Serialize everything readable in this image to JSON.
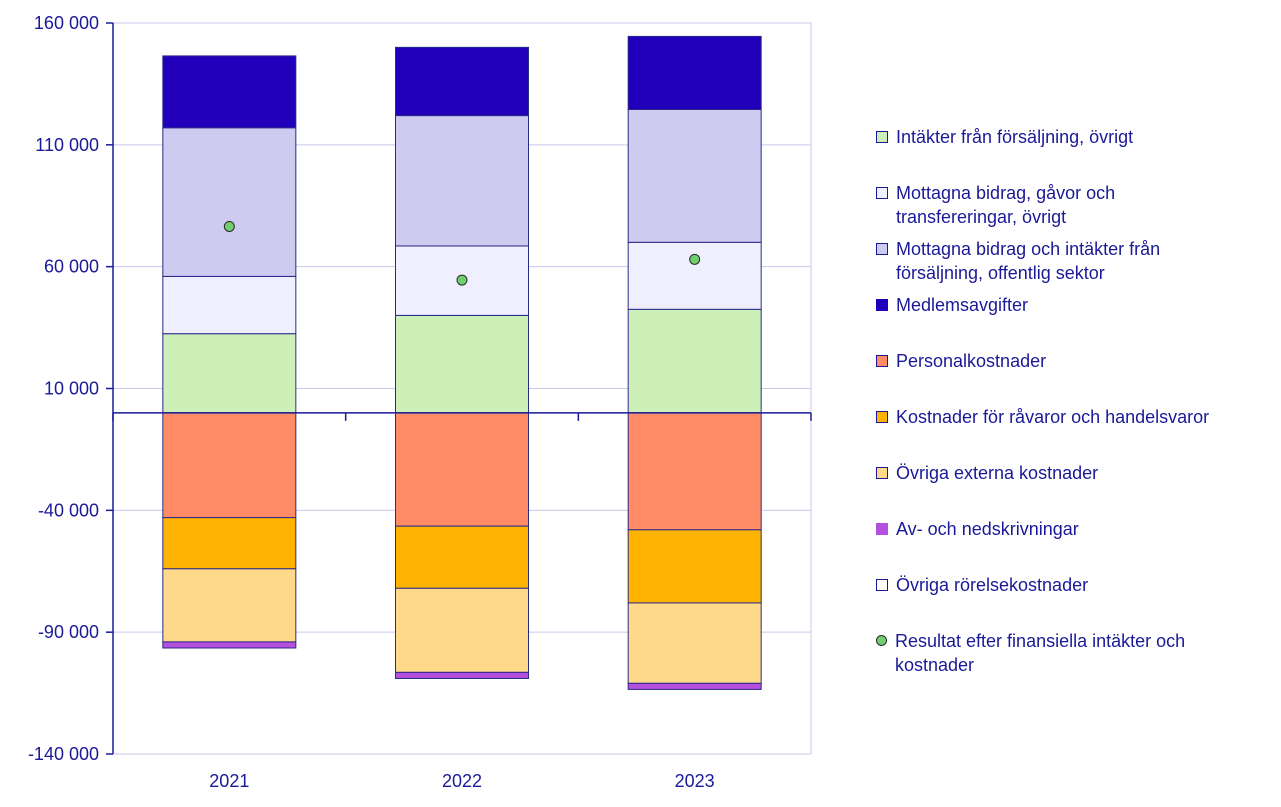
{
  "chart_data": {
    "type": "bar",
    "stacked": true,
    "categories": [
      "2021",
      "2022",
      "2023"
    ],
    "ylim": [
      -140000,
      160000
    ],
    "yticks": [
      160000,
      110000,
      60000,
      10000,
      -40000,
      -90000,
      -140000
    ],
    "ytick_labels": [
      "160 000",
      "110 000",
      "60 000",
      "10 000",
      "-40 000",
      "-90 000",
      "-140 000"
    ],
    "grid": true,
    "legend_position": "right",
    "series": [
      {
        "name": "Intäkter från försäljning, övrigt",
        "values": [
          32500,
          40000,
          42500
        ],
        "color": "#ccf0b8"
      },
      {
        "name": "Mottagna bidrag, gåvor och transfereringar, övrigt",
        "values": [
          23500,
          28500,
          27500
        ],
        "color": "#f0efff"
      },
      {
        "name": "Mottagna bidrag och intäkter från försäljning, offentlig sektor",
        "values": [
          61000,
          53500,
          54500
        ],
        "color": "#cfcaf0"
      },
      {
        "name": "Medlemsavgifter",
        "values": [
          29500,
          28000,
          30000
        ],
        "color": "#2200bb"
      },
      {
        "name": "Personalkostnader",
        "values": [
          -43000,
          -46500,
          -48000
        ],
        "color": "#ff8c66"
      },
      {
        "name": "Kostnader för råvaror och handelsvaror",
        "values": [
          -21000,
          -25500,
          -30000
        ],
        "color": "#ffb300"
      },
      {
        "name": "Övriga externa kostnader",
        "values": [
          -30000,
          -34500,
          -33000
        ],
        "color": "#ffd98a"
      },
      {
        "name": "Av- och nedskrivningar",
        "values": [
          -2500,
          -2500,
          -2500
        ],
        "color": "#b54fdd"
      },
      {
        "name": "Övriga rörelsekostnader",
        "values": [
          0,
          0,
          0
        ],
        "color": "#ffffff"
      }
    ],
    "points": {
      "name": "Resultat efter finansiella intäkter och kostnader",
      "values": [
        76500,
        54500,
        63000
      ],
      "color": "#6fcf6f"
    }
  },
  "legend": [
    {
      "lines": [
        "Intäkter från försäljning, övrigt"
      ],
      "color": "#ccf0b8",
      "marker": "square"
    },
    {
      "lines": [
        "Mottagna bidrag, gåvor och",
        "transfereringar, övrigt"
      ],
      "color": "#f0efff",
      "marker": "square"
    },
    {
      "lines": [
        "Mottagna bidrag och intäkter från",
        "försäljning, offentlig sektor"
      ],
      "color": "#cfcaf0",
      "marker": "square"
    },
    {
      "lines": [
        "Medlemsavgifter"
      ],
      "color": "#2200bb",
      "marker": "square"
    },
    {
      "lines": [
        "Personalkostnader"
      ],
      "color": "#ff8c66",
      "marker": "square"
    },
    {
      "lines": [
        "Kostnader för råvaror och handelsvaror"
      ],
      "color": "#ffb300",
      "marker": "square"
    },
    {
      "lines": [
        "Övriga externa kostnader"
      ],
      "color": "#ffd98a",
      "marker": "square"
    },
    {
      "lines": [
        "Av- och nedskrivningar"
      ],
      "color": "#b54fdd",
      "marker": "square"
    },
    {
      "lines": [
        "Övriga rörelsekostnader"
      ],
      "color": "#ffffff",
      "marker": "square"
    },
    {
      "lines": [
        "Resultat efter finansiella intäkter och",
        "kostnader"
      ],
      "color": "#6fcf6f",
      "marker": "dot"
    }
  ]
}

* * *

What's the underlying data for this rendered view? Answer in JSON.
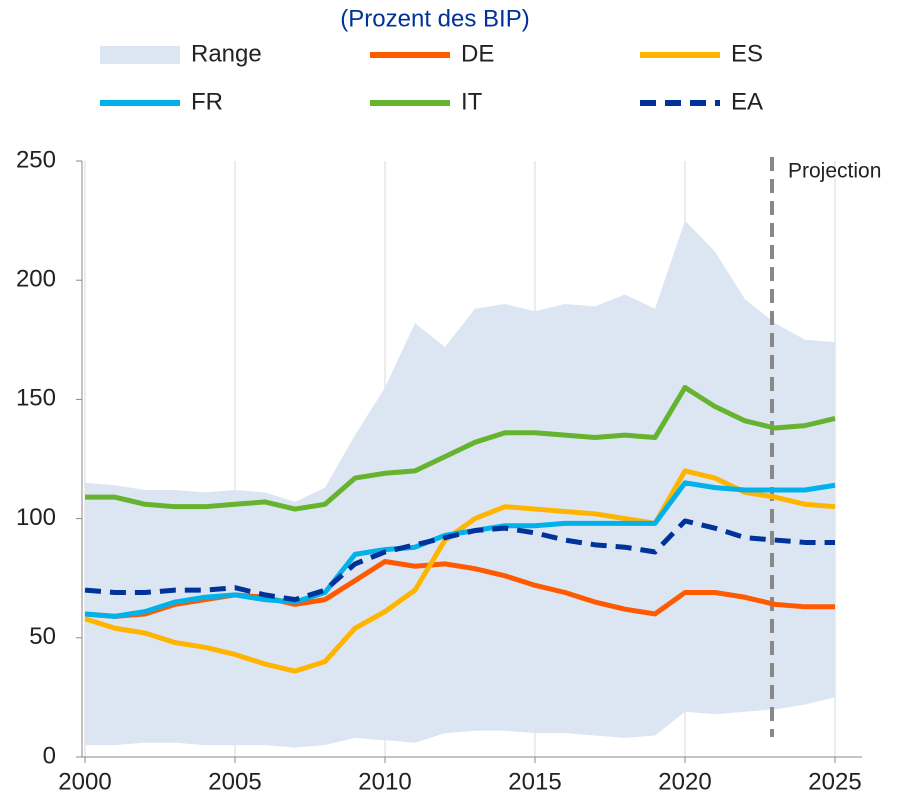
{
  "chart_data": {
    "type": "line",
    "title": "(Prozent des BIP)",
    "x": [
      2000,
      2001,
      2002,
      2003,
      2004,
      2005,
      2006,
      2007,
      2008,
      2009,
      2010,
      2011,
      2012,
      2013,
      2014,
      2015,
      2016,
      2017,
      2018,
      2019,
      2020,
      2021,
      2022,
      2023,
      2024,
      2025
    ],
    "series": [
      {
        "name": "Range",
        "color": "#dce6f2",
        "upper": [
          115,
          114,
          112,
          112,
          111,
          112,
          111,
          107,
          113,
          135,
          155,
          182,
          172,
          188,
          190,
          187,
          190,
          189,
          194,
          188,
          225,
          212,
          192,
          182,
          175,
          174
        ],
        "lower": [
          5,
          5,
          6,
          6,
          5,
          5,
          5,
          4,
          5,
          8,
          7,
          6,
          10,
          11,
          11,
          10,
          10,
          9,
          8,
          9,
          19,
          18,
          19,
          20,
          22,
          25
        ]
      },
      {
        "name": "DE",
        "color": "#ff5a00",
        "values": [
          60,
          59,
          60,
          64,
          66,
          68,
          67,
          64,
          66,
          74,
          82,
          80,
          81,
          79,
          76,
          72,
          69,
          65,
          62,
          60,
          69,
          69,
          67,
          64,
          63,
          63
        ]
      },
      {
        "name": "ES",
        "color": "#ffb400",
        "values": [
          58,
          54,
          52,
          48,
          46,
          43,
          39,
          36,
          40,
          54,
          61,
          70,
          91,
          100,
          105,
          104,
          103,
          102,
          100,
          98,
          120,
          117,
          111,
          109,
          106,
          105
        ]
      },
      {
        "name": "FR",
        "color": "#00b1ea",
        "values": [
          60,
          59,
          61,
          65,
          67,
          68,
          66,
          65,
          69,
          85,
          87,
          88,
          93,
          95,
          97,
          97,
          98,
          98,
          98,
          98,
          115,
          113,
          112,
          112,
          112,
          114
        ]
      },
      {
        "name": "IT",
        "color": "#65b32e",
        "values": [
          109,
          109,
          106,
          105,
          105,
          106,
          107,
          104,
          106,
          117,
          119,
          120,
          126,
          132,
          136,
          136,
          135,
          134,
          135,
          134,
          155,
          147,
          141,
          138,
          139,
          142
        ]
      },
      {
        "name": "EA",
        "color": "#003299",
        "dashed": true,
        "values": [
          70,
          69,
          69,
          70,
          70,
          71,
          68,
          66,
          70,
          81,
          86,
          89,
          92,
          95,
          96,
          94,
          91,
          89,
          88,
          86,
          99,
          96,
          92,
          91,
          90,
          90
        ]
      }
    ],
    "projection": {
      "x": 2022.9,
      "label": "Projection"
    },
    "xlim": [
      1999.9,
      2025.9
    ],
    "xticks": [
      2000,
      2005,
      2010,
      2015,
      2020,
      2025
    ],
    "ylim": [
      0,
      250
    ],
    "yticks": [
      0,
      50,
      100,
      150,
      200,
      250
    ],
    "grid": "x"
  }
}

==

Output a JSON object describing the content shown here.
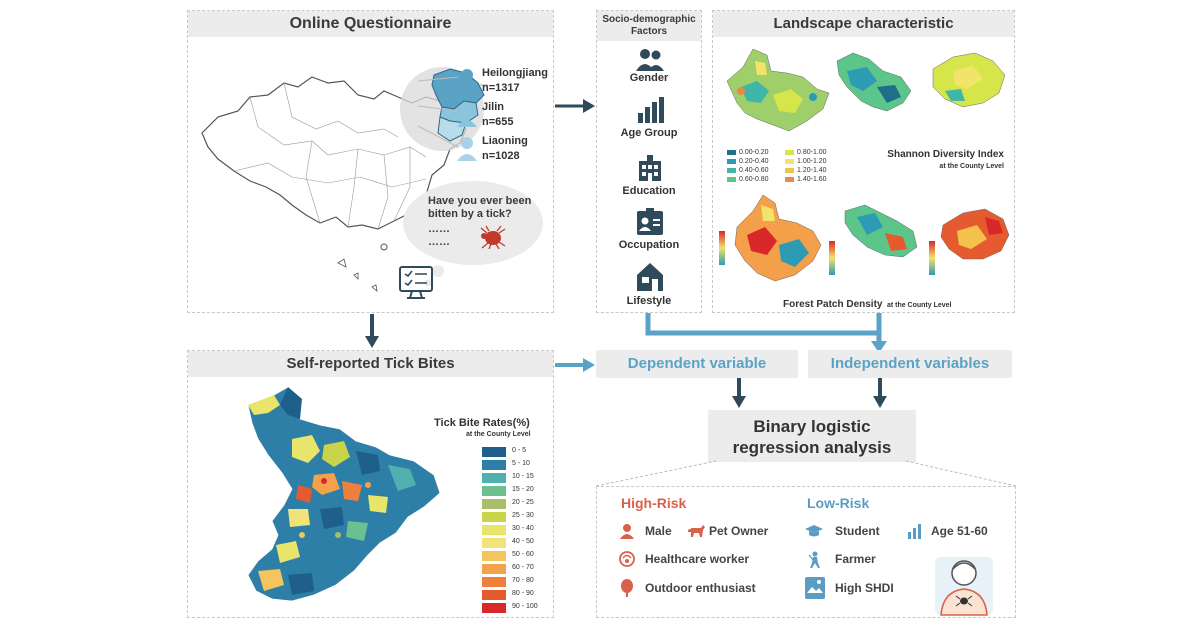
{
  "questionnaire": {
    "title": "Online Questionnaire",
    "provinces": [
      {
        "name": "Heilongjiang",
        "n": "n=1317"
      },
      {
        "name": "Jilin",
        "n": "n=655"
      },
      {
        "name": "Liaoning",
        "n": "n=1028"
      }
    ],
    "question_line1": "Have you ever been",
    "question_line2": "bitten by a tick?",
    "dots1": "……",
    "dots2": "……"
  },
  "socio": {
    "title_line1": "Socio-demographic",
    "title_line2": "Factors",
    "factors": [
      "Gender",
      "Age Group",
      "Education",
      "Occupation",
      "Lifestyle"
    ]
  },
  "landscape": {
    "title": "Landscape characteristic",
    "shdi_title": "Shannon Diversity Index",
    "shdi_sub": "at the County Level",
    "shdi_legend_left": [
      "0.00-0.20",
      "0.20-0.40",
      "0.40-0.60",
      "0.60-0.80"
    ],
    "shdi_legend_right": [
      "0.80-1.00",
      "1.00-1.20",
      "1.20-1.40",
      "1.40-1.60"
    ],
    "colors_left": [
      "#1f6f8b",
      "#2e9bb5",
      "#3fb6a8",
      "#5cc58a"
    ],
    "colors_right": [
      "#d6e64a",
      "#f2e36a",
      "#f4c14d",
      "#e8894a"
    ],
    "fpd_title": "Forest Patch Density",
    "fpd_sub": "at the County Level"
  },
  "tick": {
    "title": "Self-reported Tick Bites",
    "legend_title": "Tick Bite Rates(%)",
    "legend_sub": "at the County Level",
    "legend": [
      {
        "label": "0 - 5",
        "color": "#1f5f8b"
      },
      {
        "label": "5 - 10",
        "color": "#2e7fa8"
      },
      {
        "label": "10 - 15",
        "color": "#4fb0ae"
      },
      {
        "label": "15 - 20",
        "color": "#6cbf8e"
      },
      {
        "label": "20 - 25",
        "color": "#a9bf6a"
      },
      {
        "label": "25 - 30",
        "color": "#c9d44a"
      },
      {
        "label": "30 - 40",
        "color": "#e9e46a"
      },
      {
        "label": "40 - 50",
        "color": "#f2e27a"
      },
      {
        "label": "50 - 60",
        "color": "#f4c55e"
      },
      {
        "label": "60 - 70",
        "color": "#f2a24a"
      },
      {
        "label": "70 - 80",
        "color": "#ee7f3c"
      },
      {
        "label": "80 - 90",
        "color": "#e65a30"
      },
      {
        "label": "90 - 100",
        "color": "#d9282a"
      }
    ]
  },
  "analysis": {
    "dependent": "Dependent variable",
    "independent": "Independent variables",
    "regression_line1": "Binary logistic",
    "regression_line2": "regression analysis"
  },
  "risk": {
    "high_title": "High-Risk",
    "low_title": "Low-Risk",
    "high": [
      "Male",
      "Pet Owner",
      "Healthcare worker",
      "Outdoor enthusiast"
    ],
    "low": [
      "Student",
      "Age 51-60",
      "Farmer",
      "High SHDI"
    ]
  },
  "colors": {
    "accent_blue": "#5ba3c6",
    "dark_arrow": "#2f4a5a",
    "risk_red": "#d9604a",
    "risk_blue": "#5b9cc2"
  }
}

■ **SHORT EXERCISE**: How many lines in these entries contain the string "råvaror"? State the number and nothing more.

■ **ANSWER**: 2